____ LISTED RECORDS

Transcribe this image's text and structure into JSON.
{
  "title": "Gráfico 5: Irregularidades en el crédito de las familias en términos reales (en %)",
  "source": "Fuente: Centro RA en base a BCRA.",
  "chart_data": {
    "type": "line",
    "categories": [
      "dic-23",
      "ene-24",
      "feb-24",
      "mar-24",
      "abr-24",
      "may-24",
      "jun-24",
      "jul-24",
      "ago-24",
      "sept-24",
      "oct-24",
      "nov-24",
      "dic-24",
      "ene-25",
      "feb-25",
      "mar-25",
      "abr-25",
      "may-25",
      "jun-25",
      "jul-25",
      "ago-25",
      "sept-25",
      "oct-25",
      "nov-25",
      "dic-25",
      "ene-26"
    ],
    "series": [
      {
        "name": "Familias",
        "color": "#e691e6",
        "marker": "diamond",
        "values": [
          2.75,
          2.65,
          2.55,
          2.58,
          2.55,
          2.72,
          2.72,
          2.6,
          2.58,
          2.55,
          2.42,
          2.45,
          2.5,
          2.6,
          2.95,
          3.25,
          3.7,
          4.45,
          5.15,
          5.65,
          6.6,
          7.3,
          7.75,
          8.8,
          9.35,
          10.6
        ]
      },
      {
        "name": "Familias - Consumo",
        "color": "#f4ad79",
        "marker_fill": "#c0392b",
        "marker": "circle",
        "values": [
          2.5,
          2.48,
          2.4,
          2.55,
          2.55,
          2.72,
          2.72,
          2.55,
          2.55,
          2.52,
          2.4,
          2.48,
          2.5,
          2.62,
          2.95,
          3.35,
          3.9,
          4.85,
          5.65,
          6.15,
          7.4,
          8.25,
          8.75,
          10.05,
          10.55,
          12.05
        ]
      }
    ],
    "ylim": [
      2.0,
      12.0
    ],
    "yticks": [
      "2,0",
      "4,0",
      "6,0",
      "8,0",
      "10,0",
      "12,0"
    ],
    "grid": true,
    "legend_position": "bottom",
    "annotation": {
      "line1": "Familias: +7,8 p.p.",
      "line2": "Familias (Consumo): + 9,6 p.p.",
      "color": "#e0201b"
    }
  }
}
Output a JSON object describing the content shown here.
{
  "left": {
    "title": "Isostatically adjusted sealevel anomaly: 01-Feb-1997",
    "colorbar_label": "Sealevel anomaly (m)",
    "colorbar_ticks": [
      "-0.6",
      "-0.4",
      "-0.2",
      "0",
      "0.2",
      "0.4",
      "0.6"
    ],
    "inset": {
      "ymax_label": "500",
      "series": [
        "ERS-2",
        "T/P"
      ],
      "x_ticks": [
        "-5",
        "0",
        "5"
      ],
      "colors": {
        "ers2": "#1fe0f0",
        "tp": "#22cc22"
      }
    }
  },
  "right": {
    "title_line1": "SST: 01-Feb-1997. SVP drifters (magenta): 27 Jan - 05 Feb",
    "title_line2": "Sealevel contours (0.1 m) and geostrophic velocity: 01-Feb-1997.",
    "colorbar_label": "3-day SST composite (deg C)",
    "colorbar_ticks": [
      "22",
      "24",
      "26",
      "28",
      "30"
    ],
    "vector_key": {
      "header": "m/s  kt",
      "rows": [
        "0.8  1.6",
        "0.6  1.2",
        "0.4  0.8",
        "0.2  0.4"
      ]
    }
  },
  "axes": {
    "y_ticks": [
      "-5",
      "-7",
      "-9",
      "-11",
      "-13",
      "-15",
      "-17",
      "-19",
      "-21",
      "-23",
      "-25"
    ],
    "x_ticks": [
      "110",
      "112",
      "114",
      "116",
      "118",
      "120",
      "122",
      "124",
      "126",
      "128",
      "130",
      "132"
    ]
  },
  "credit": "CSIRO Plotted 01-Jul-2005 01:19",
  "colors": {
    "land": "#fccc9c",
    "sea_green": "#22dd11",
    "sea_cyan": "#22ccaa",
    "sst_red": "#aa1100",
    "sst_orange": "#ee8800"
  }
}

________

**PROBLEM DETAILS:** Search the entries for the word "Consumo", then gather every line that has it.

**TASK RESPONSE:**
        "name": "Familias - Consumo",
      "line2": "Familias (Consumo): + 9,6 p.p.",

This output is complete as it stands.